THE REQUEST: Copy the records below exactly as they appear.

Rows from a figure dataset
%%

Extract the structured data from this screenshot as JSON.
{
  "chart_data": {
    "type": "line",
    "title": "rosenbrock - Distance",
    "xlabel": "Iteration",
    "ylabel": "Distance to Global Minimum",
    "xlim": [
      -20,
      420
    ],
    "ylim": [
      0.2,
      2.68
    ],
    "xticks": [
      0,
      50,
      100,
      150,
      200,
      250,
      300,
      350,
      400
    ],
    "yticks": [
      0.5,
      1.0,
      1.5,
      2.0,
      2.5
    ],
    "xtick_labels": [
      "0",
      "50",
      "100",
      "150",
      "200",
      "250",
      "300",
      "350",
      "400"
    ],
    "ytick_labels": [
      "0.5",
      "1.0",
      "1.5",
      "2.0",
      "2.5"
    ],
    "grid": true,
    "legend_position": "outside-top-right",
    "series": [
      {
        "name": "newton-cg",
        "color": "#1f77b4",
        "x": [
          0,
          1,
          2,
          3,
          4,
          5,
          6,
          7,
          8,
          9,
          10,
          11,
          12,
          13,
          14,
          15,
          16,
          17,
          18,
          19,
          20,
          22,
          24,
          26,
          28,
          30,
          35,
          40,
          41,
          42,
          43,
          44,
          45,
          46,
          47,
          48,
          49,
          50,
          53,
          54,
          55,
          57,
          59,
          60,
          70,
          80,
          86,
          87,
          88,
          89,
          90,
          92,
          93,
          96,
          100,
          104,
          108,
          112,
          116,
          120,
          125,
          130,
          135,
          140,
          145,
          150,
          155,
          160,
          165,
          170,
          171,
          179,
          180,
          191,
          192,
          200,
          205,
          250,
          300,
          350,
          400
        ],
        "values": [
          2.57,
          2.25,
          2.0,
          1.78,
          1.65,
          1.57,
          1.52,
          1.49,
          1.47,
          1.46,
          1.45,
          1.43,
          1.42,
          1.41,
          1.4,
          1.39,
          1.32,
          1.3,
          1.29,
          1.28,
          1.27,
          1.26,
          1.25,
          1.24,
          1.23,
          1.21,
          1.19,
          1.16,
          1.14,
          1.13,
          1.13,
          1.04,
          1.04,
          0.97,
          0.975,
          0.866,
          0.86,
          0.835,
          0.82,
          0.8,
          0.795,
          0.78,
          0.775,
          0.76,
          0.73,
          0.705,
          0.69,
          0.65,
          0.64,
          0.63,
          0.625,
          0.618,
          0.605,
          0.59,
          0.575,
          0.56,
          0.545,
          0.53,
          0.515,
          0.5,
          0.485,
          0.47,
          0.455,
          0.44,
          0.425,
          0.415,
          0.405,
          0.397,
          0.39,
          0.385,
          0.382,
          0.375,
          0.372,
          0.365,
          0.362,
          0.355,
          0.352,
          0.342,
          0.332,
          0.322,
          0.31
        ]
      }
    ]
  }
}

%%

TASK OUTPUT:
Extract the structured data from this screenshot as JSON.
{
  "chart_data": {
    "type": "line",
    "title": "rosenbrock - Distance",
    "xlabel": "Iteration",
    "ylabel": "Distance to Global Minimum",
    "xlim": [
      -20,
      420
    ],
    "ylim": [
      0.2,
      2.68
    ],
    "xticks": [
      0,
      50,
      100,
      150,
      200,
      250,
      300,
      350,
      400
    ],
    "yticks": [
      0.5,
      1.0,
      1.5,
      2.0,
      2.5
    ],
    "xtick_labels": [
      "0",
      "50",
      "100",
      "150",
      "200",
      "250",
      "300",
      "350",
      "400"
    ],
    "ytick_labels": [
      "0.5",
      "1.0",
      "1.5",
      "2.0",
      "2.5"
    ],
    "grid": true,
    "legend_position": "outside-top-right",
    "series": [
      {
        "name": "newton-cg",
        "color": "#1f77b4",
        "x": [
          0,
          1,
          2,
          3,
          4,
          5,
          6,
          7,
          8,
          9,
          10,
          11,
          12,
          13,
          14,
          15,
          16,
          17,
          18,
          19,
          20,
          22,
          24,
          26,
          28,
          30,
          35,
          40,
          41,
          42,
          43,
          44,
          45,
          46,
          47,
          48,
          49,
          50,
          53,
          54,
          55,
          57,
          59,
          60,
          70,
          80,
          86,
          87,
          88,
          89,
          90,
          92,
          93,
          96,
          100,
          104,
          108,
          112,
          116,
          120,
          125,
          130,
          135,
          140,
          145,
          150,
          155,
          160,
          165,
          170,
          171,
          179,
          180,
          191,
          192,
          200,
          205,
          250,
          300,
          350,
          400
        ],
        "values": [
          2.57,
          2.25,
          2.0,
          1.78,
          1.65,
          1.57,
          1.52,
          1.49,
          1.47,
          1.46,
          1.45,
          1.43,
          1.42,
          1.41,
          1.4,
          1.39,
          1.32,
          1.3,
          1.29,
          1.28,
          1.27,
          1.26,
          1.25,
          1.24,
          1.23,
          1.21,
          1.19,
          1.16,
          1.14,
          1.13,
          1.13,
          1.04,
          1.04,
          0.97,
          0.975,
          0.866,
          0.86,
          0.835,
          0.82,
          0.8,
          0.795,
          0.78,
          0.775,
          0.76,
          0.73,
          0.705,
          0.69,
          0.65,
          0.64,
          0.63,
          0.625,
          0.618,
          0.605,
          0.59,
          0.575,
          0.56,
          0.545,
          0.53,
          0.515,
          0.5,
          0.485,
          0.47,
          0.455,
          0.44,
          0.425,
          0.415,
          0.405,
          0.397,
          0.39,
          0.385,
          0.382,
          0.375,
          0.372,
          0.365,
          0.362,
          0.355,
          0.352,
          0.342,
          0.332,
          0.322,
          0.31
        ]
      }
    ]
  }
}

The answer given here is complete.